[Records contained in a dataset]
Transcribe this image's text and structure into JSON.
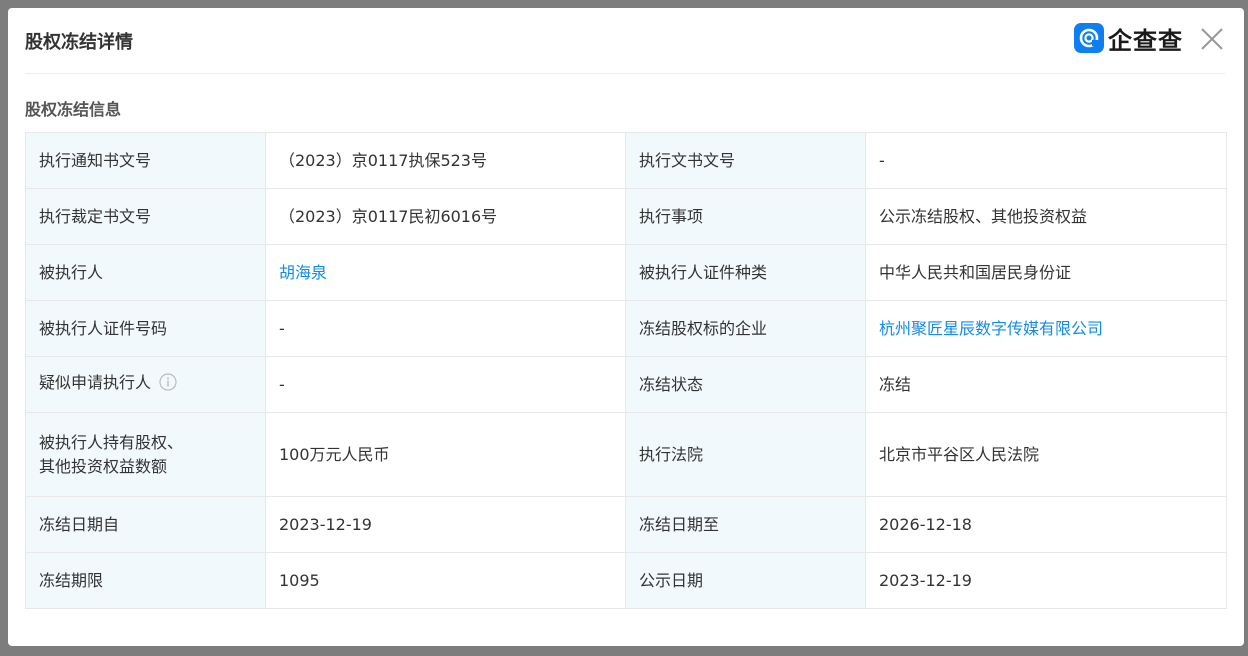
{
  "modal": {
    "title": "股权冻结详情",
    "brand": "企查查",
    "section_title": "股权冻结信息"
  },
  "rows": [
    {
      "l1": "执行通知书文号",
      "v1": "（2023）京0117执保523号",
      "l2": "执行文书文号",
      "v2": "-"
    },
    {
      "l1": "执行裁定书文号",
      "v1": "（2023）京0117民初6016号",
      "l2": "执行事项",
      "v2": "公示冻结股权、其他投资权益"
    },
    {
      "l1": "被执行人",
      "v1": "胡海泉",
      "l2": "被执行人证件种类",
      "v2": "中华人民共和国居民身份证"
    },
    {
      "l1": "被执行人证件号码",
      "v1": "-",
      "l2": "冻结股权标的企业",
      "v2": "杭州聚匠星辰数字传媒有限公司"
    },
    {
      "l1": "疑似申请执行人",
      "v1": "-",
      "l2": "冻结状态",
      "v2": "冻结"
    },
    {
      "l1a": "被执行人持有股权、",
      "l1b": "其他投资权益数额",
      "v1": "100万元人民币",
      "l2": "执行法院",
      "v2": "北京市平谷区人民法院"
    },
    {
      "l1": "冻结日期自",
      "v1": "2023-12-19",
      "l2": "冻结日期至",
      "v2": "2026-12-18"
    },
    {
      "l1": "冻结期限",
      "v1": "1095",
      "l2": "公示日期",
      "v2": "2023-12-19"
    }
  ],
  "colors": {
    "link": "#128bed",
    "label_bg": "#f2f9fc",
    "brand_blue": "#0f7ff0"
  }
}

Task details:
Word for word, quote the full listing, omitting every picture.

Output for this exercise:
Transcribe this image's text and structure into JSON.
{
  "modal": {
    "title": "股权冻结详情",
    "brand": "企查查",
    "section_title": "股权冻结信息"
  },
  "rows": [
    {
      "l1": "执行通知书文号",
      "v1": "（2023）京0117执保523号",
      "l2": "执行文书文号",
      "v2": "-"
    },
    {
      "l1": "执行裁定书文号",
      "v1": "（2023）京0117民初6016号",
      "l2": "执行事项",
      "v2": "公示冻结股权、其他投资权益"
    },
    {
      "l1": "被执行人",
      "v1": "胡海泉",
      "l2": "被执行人证件种类",
      "v2": "中华人民共和国居民身份证"
    },
    {
      "l1": "被执行人证件号码",
      "v1": "-",
      "l2": "冻结股权标的企业",
      "v2": "杭州聚匠星辰数字传媒有限公司"
    },
    {
      "l1": "疑似申请执行人",
      "v1": "-",
      "l2": "冻结状态",
      "v2": "冻结"
    },
    {
      "l1a": "被执行人持有股权、",
      "l1b": "其他投资权益数额",
      "v1": "100万元人民币",
      "l2": "执行法院",
      "v2": "北京市平谷区人民法院"
    },
    {
      "l1": "冻结日期自",
      "v1": "2023-12-19",
      "l2": "冻结日期至",
      "v2": "2026-12-18"
    },
    {
      "l1": "冻结期限",
      "v1": "1095",
      "l2": "公示日期",
      "v2": "2023-12-19"
    }
  ],
  "colors": {
    "link": "#128bed",
    "label_bg": "#f2f9fc",
    "brand_blue": "#0f7ff0"
  }
}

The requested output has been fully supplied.